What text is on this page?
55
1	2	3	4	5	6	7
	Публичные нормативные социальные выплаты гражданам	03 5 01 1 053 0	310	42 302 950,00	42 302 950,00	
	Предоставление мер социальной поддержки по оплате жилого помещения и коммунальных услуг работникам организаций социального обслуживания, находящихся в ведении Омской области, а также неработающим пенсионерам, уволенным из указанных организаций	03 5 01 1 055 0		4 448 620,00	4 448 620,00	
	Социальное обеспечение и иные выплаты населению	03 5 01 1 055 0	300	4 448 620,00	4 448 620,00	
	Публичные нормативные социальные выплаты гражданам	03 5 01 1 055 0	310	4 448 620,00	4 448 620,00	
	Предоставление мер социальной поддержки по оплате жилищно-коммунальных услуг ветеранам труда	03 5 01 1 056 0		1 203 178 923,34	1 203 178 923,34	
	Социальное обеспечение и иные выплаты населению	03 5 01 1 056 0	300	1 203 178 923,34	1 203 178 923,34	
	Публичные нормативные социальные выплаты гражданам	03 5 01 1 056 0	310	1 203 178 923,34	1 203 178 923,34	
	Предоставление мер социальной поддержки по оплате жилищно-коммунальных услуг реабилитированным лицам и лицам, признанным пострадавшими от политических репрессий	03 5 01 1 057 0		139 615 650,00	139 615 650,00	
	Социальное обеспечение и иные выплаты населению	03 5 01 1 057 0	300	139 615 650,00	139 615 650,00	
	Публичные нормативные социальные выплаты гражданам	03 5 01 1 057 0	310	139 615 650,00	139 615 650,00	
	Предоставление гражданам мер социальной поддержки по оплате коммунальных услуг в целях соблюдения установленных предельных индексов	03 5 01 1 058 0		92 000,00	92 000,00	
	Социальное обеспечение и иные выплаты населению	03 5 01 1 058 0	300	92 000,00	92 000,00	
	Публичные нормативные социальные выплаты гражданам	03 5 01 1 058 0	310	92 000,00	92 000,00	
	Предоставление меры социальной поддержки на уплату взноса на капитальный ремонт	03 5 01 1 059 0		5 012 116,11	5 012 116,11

· · ·

Search the data for "социальные". Copy every matching line.

	Публичные нормативные социальные выплаты гражданам	03 5 01 1 053 0	310	42 302 950,00	42 302 950,00	
	Публичные нормативные социальные выплаты гражданам	03 5 01 1 055 0	310	4 448 620,00	4 448 620,00	
	Публичные нормативные социальные выплаты гражданам	03 5 01 1 056 0	310	1 203 178 923,34	1 203 178 923,34	
	Публичные нормативные социальные выплаты гражданам	03 5 01 1 057 0	310	139 615 650,00	139 615 650,00	
	Публичные нормативные социальные выплаты гражданам	03 5 01 1 058 0	310	92 000,00	92 000,00	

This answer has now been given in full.